## To do
Pull out every line below holding the word "JSON".

═══ Data extract

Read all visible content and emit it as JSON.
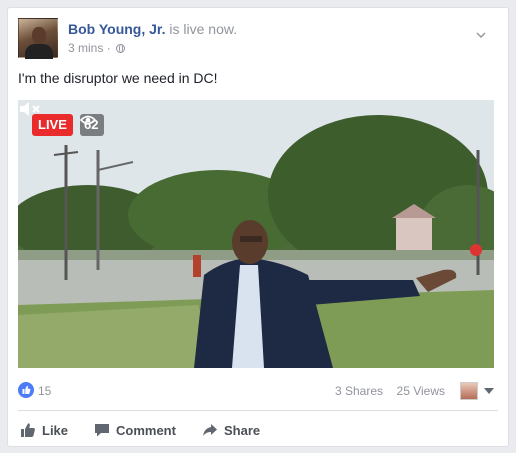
{
  "post": {
    "author": "Bob Young, Jr.",
    "status": "is live now.",
    "time": "3 mins",
    "separator": "·",
    "text": "I'm the disruptor we need in DC!"
  },
  "video": {
    "live_label": "LIVE",
    "viewer_count": "62",
    "colors": {
      "live": "#ea2b2b",
      "sky": "#dfe6ea",
      "grass": "#7c9a55"
    }
  },
  "stats": {
    "likes": "15",
    "shares": "3 Shares",
    "views": "25 Views"
  },
  "actions": {
    "like": "Like",
    "comment": "Comment",
    "share": "Share"
  },
  "icons": [
    "globe-icon",
    "chevron-down-icon",
    "eye-icon",
    "mute-icon",
    "thumbs-up-icon",
    "comment-icon",
    "share-icon"
  ]
}
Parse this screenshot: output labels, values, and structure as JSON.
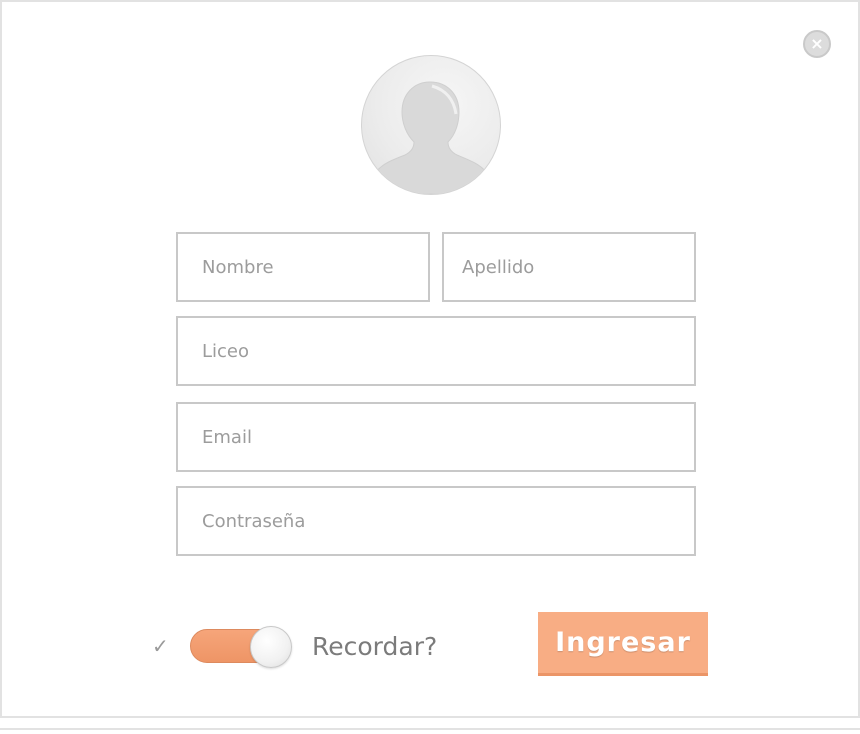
{
  "close_button": {
    "glyph": "×",
    "icon": "close-icon"
  },
  "avatar": {
    "icon": "user-silhouette-icon"
  },
  "form": {
    "fields": {
      "nombre": {
        "placeholder": "Nombre",
        "value": ""
      },
      "apellido": {
        "placeholder": "Apellido",
        "value": ""
      },
      "liceo": {
        "placeholder": "Liceo",
        "value": ""
      },
      "email": {
        "placeholder": "Email",
        "value": ""
      },
      "password": {
        "placeholder": "Contraseña",
        "value": ""
      }
    },
    "remember": {
      "check_glyph": "✓",
      "label": "Recordar?",
      "enabled": true
    },
    "submit_label": "Ingresar"
  },
  "colors": {
    "accent": "#f8ad84",
    "toggle_track": "#f6a57a",
    "field_border": "#c8c8c8",
    "close_bg": "#dcdcdc"
  }
}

══════

## Response
Read all visible content and emit it as JSON.
Parse this screenshot: output labels, values, and structure as JSON.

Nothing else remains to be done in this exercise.